MATERIAL SHOWN:

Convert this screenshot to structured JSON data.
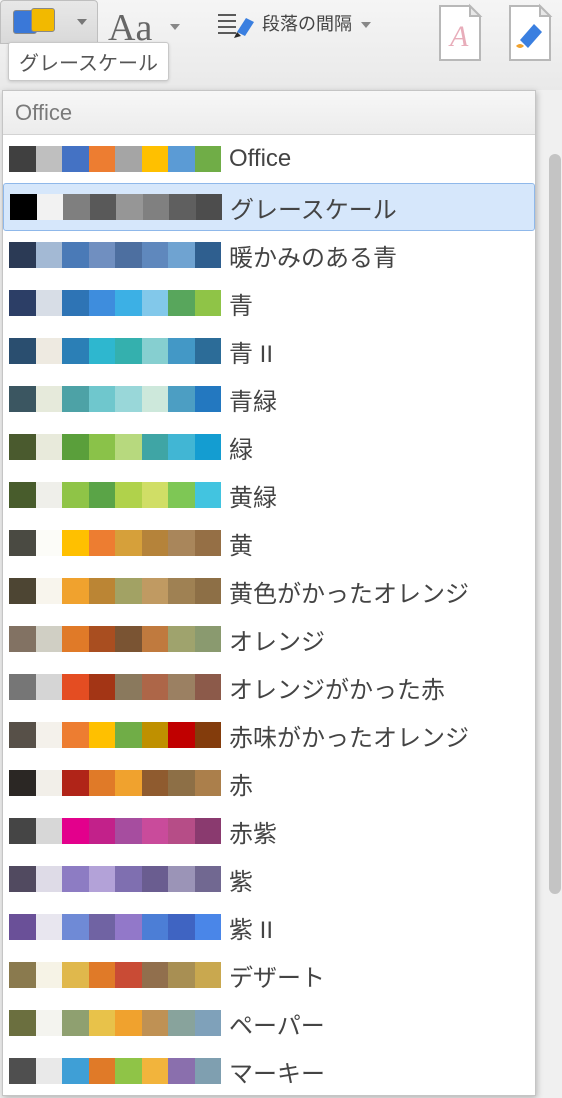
{
  "toolbar": {
    "tooltip": "グレースケール",
    "fonts_label": "Aa",
    "spacing_label": "段落の間隔"
  },
  "panel": {
    "header": "Office",
    "selected_index": 1,
    "themes": [
      {
        "name": "Office",
        "colors": [
          "#404040",
          "#bfbfbf",
          "#4472c4",
          "#ed7d31",
          "#a5a5a5",
          "#ffc000",
          "#5b9bd5",
          "#70ad47"
        ]
      },
      {
        "name": "グレースケール",
        "colors": [
          "#000000",
          "#f2f2f2",
          "#7f7f7f",
          "#595959",
          "#969696",
          "#808080",
          "#5f5f5f",
          "#4d4d4d"
        ]
      },
      {
        "name": "暖かみのある青",
        "colors": [
          "#2b3a55",
          "#a3b9d4",
          "#4a7ab7",
          "#708fc0",
          "#4d6fa0",
          "#5f88bd",
          "#6fa3d1",
          "#2f5f8f"
        ]
      },
      {
        "name": "青",
        "colors": [
          "#2c3e66",
          "#d7dde6",
          "#2e74b5",
          "#3e8ddd",
          "#3cb0e5",
          "#82c8ea",
          "#58a65c",
          "#8fc447"
        ]
      },
      {
        "name": "青 II",
        "colors": [
          "#2a4e6f",
          "#eeeae1",
          "#2b7fb6",
          "#2eb7cf",
          "#34b0ae",
          "#86cfd0",
          "#4398c6",
          "#2c6c98"
        ]
      },
      {
        "name": "青緑",
        "colors": [
          "#3b5661",
          "#e6eadb",
          "#4da2a6",
          "#6fc7cd",
          "#99d7d9",
          "#cde8db",
          "#4c9ec3",
          "#2378c0"
        ]
      },
      {
        "name": "緑",
        "colors": [
          "#4a5a2e",
          "#e8eadb",
          "#5a9f3b",
          "#8ac249",
          "#b7d97e",
          "#3fa5a5",
          "#41b6d4",
          "#149dd1"
        ]
      },
      {
        "name": "黄緑",
        "colors": [
          "#485c2c",
          "#efefea",
          "#8fc447",
          "#5aa447",
          "#b0d24b",
          "#d0de66",
          "#7ec755",
          "#42c4e0"
        ]
      },
      {
        "name": "黄",
        "colors": [
          "#4a4a42",
          "#fcfcf8",
          "#ffc000",
          "#ed7d31",
          "#d6a03a",
          "#b5833a",
          "#a9865b",
          "#956f45"
        ]
      },
      {
        "name": "黄色がかったオレンジ",
        "colors": [
          "#4d4533",
          "#f8f5ed",
          "#f0a22e",
          "#bb8534",
          "#a2a264",
          "#c09a62",
          "#9f8153",
          "#8d6f46"
        ]
      },
      {
        "name": "オレンジ",
        "colors": [
          "#827263",
          "#d0cfc4",
          "#e07a28",
          "#a94e20",
          "#7a5433",
          "#c07a3e",
          "#9fa36d",
          "#8a9a6f"
        ]
      },
      {
        "name": "オレンジがかった赤",
        "colors": [
          "#767676",
          "#d5d5d5",
          "#e44d22",
          "#a33515",
          "#8a795d",
          "#ad6648",
          "#9b8062",
          "#8c5a4a"
        ]
      },
      {
        "name": "赤味がかったオレンジ",
        "colors": [
          "#575048",
          "#f4f1eb",
          "#ed7d31",
          "#ffc000",
          "#70ad47",
          "#bf9000",
          "#c00000",
          "#833c0c"
        ]
      },
      {
        "name": "赤",
        "colors": [
          "#2b2724",
          "#f2efe9",
          "#b02418",
          "#e07a28",
          "#f0a22e",
          "#8f5b2f",
          "#8d6f46",
          "#ab7f4b"
        ]
      },
      {
        "name": "赤紫",
        "colors": [
          "#454545",
          "#d7d7d7",
          "#e3008c",
          "#c2218a",
          "#a64d9f",
          "#c94b9b",
          "#b64d87",
          "#8a3a6f"
        ]
      },
      {
        "name": "紫",
        "colors": [
          "#514a60",
          "#dedbe7",
          "#8d7cc3",
          "#b3a2d8",
          "#7f6fb0",
          "#6a5d90",
          "#9b94b7",
          "#716891"
        ]
      },
      {
        "name": "紫 II",
        "colors": [
          "#6a5098",
          "#e8e6ef",
          "#6f8ad6",
          "#7063a3",
          "#9278c9",
          "#4c7ed6",
          "#3f64c2",
          "#4a86e8"
        ]
      },
      {
        "name": "デザート",
        "colors": [
          "#8a7a4e",
          "#f6f3e6",
          "#e0b84c",
          "#e07a28",
          "#c94b35",
          "#916f4d",
          "#a88f53",
          "#c9a84f"
        ]
      },
      {
        "name": "ペーパー",
        "colors": [
          "#6b6f3f",
          "#f4f4ef",
          "#8fa070",
          "#e8c24a",
          "#f0a22e",
          "#bf9154",
          "#88a39c",
          "#7fa1ba"
        ]
      },
      {
        "name": "マーキー",
        "colors": [
          "#4f4f4f",
          "#e9e9e9",
          "#3f9fd6",
          "#e07a28",
          "#8fc447",
          "#f2b43c",
          "#8a6fad",
          "#7f9fb0"
        ]
      }
    ]
  }
}
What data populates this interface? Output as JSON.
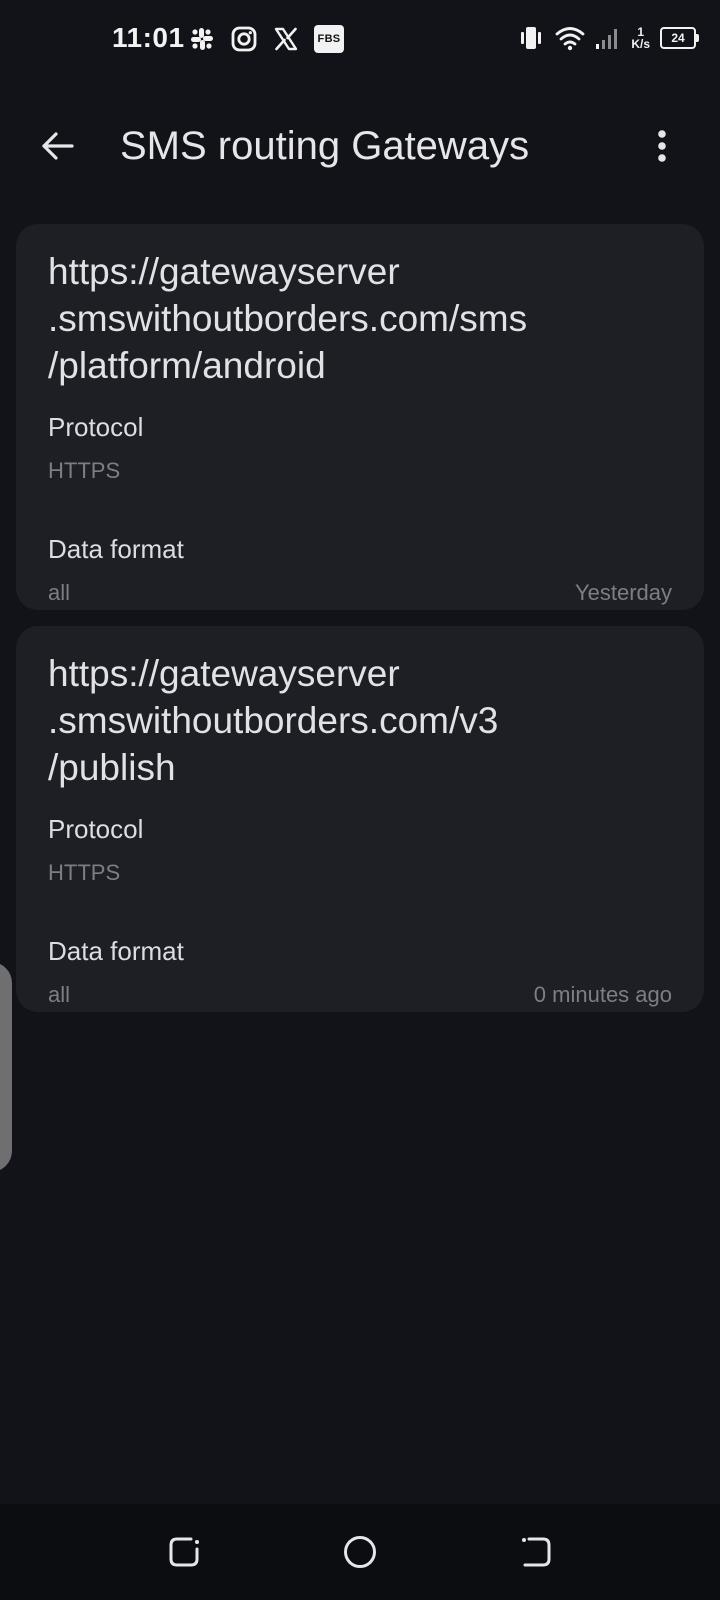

TASK PROMPT: Tally how many lines of the records hold the word "data". Answer with the number only.

RESULT FOR THIS EXERCISE: 2